§ Data section

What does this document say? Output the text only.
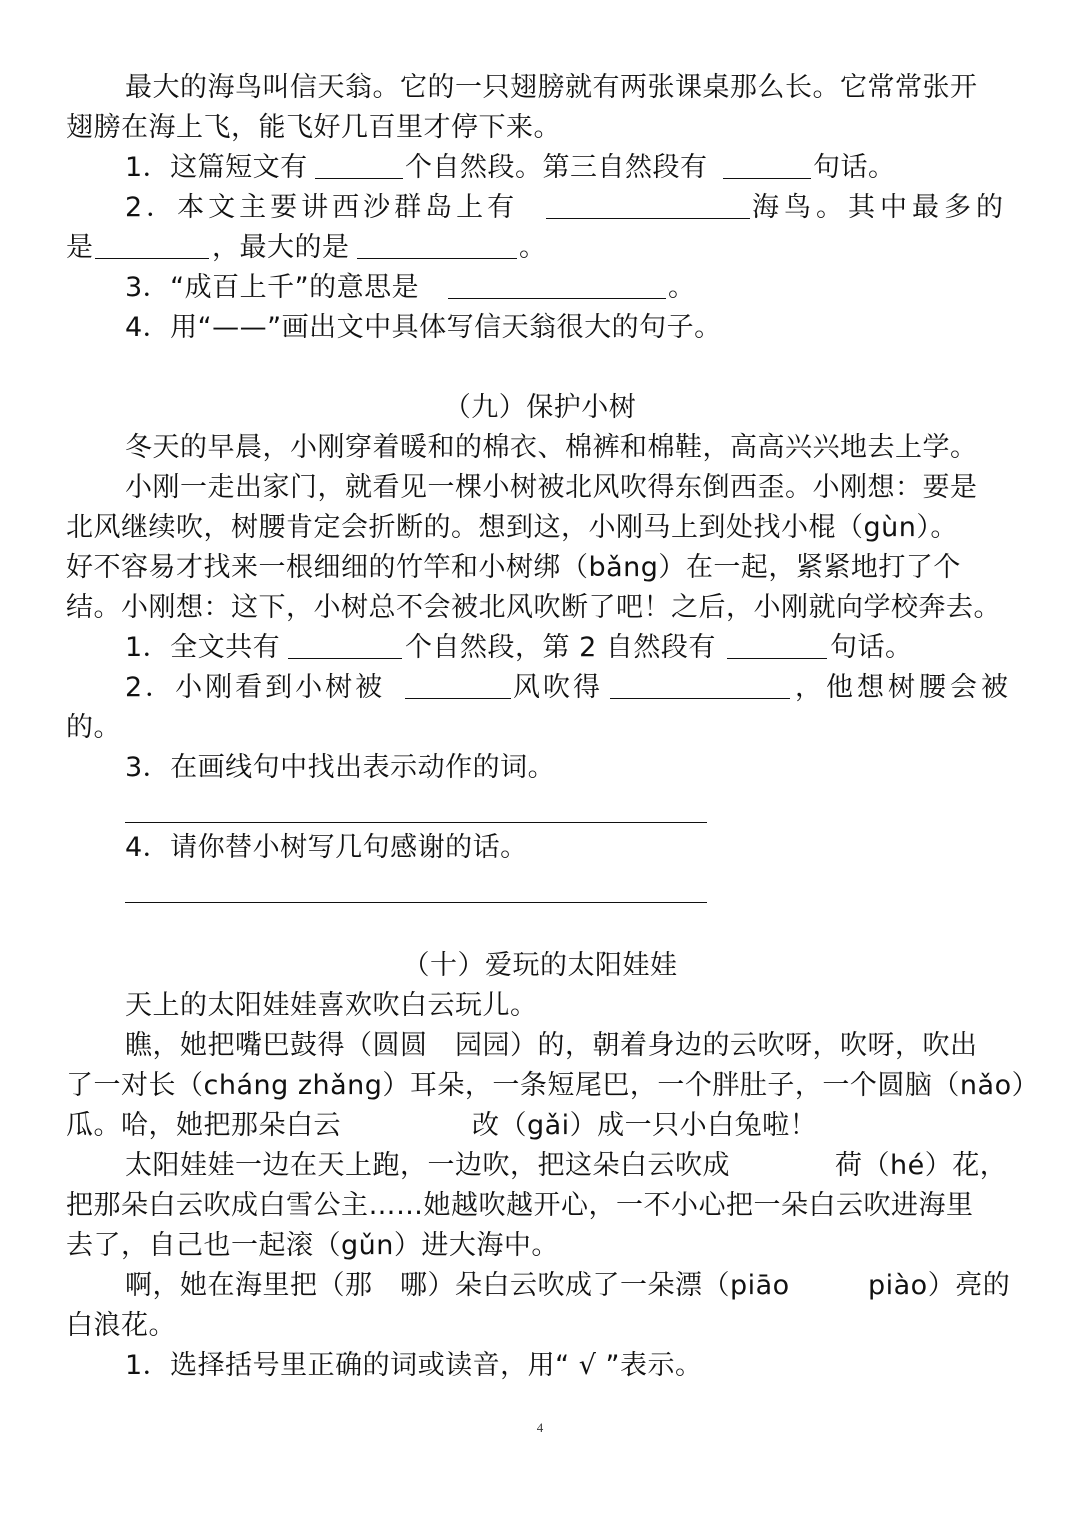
最大的海鸟叫信天翁。它的一只翅膀就有两张课桌那么长。它常常张开
翅膀在海上飞，能飞好几百里才停下来。
1．这篇短文有	个自然段。第三自然段有	句话。
2．本文主要讲西沙群岛上有	海鸟。其中最多的
是	，最大的是	。
3．“成百上千”的意思是	。
4．用“——”画出文中具体写信天翁很大的句子。
（九）保护小树
冬天的早晨，小刚穿着暖和的棉衣、棉裤和棉鞋，高高兴兴地去上学。
小刚一走出家门，就看见一棵小树被北风吹得东倒西歪。小刚想：要是
北风继续吹，树腰肯定会折断的。想到这，小刚马上到处找小棍（gùn）。
好不容易才找来一根细细的竹竿和小树绑（bǎng）在一起，紧紧地打了个
结。小刚想：这下，小树总不会被北风吹断了吧！之后，小刚就向学校奔去。
1．全文共有	个自然段，第 2 自然段有	句话。
2．小刚看到小树被	风吹得	，他想树腰会被
的。
3．在画线句中找出表示动作的词。
4．请你替小树写几句感谢的话。
（十）爱玩的太阳娃娃
天上的太阳娃娃喜欢吹白云玩儿。
瞧，她把嘴巴鼓得（圆圆　园园）的，朝着身边的云吹呀，吹呀，吹出
了一对长（cháng zhǎng）耳朵，一条短尾巴，一个胖肚子，一个圆脑（nǎo）
瓜。哈，她把那朵白云	改（gǎi）成一只小白兔啦！
太阳娃娃一边在天上跑，一边吹，把这朵白云吹成	荷（hé）花，
把那朵白云吹成白雪公主……她越吹越开心，一不小心把一朵白云吹进海里
去了，自己也一起滚（gǔn）进大海中。
啊，她在海里把（那　哪）朵白云吹成了一朵漂（piāo	piào）亮的
白浪花。
1．选择括号里正确的词或读音，用“ √ ”表示。
4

§ What the exercise asks
Reproduce each line word for word and drop the pictures.

§ Solution to the exercise
What does this document say? Output the text only.
最大的海鸟叫信天翁。它的一只翅膀就有两张课桌那么长。它常常张开
翅膀在海上飞，能飞好几百里才停下来。
1．这篇短文有	个自然段。第三自然段有	句话。
2．本文主要讲西沙群岛上有	海鸟。其中最多的
是	，最大的是	。
3．“成百上千”的意思是	。
4．用“——”画出文中具体写信天翁很大的句子。
（九）保护小树
冬天的早晨，小刚穿着暖和的棉衣、棉裤和棉鞋，高高兴兴地去上学。
小刚一走出家门，就看见一棵小树被北风吹得东倒西歪。小刚想：要是
北风继续吹，树腰肯定会折断的。想到这，小刚马上到处找小棍（gùn）。
好不容易才找来一根细细的竹竿和小树绑（bǎng）在一起，紧紧地打了个
结。小刚想：这下，小树总不会被北风吹断了吧！之后，小刚就向学校奔去。
1．全文共有	个自然段，第 2 自然段有	句话。
2．小刚看到小树被	风吹得	，他想树腰会被
的。
3．在画线句中找出表示动作的词。
4．请你替小树写几句感谢的话。
（十）爱玩的太阳娃娃
天上的太阳娃娃喜欢吹白云玩儿。
瞧，她把嘴巴鼓得（圆圆　园园）的，朝着身边的云吹呀，吹呀，吹出
了一对长（cháng zhǎng）耳朵，一条短尾巴，一个胖肚子，一个圆脑（nǎo）
瓜。哈，她把那朵白云	改（gǎi）成一只小白兔啦！
太阳娃娃一边在天上跑，一边吹，把这朵白云吹成	荷（hé）花，
把那朵白云吹成白雪公主……她越吹越开心，一不小心把一朵白云吹进海里
去了，自己也一起滚（gǔn）进大海中。
啊，她在海里把（那　哪）朵白云吹成了一朵漂（piāo	piào）亮的
白浪花。
1．选择括号里正确的词或读音，用“ √ ”表示。
4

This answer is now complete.